Your instructions: Gather each line in the entries that includes the string "between".

Data for the task:
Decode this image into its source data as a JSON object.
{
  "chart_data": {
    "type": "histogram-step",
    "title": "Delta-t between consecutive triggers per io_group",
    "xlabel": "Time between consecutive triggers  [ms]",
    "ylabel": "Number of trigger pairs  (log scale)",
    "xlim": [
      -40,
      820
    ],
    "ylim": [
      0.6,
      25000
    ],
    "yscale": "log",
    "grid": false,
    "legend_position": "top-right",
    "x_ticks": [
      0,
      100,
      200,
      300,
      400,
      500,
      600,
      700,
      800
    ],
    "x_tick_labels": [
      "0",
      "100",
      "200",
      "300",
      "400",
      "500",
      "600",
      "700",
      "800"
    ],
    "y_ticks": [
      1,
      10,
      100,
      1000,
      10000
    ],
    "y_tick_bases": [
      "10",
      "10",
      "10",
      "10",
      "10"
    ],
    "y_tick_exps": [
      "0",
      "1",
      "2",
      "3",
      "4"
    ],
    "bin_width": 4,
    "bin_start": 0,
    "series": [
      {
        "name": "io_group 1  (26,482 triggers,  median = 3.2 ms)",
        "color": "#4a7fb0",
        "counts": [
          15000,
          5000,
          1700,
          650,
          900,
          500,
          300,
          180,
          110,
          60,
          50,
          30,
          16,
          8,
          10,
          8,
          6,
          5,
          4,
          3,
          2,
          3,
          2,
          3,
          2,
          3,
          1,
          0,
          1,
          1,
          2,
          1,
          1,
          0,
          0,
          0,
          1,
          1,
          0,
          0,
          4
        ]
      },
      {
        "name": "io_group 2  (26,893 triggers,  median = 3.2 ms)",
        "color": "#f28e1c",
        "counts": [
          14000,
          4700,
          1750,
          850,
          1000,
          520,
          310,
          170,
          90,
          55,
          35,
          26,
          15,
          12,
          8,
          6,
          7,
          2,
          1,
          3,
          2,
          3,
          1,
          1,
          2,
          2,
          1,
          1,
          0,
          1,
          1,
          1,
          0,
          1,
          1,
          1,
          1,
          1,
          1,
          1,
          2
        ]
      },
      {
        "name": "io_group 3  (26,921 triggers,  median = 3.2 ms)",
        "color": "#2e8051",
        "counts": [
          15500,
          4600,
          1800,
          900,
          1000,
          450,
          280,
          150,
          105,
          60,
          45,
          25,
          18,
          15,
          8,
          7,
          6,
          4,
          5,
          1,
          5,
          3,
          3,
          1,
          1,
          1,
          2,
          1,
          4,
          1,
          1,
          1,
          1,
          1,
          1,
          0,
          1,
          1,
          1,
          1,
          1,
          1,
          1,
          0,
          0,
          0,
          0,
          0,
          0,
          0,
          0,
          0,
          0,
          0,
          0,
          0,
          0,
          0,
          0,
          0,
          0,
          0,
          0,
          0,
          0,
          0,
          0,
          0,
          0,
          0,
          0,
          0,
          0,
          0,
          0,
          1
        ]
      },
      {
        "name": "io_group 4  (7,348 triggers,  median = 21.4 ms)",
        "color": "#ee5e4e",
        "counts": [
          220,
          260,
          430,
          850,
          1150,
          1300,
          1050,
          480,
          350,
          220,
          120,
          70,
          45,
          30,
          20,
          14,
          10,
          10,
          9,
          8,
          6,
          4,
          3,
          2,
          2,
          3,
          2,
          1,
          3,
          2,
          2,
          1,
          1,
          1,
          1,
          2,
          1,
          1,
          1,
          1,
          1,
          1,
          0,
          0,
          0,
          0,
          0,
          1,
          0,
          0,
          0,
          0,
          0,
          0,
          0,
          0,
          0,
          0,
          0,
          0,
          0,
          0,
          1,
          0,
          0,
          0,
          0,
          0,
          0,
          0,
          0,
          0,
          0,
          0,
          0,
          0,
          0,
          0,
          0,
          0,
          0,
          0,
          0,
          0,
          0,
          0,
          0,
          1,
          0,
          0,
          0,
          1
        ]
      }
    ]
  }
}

Written response:
    "title": "Delta-t between consecutive triggers per io_group",
    "xlabel": "Time between consecutive triggers  [ms]",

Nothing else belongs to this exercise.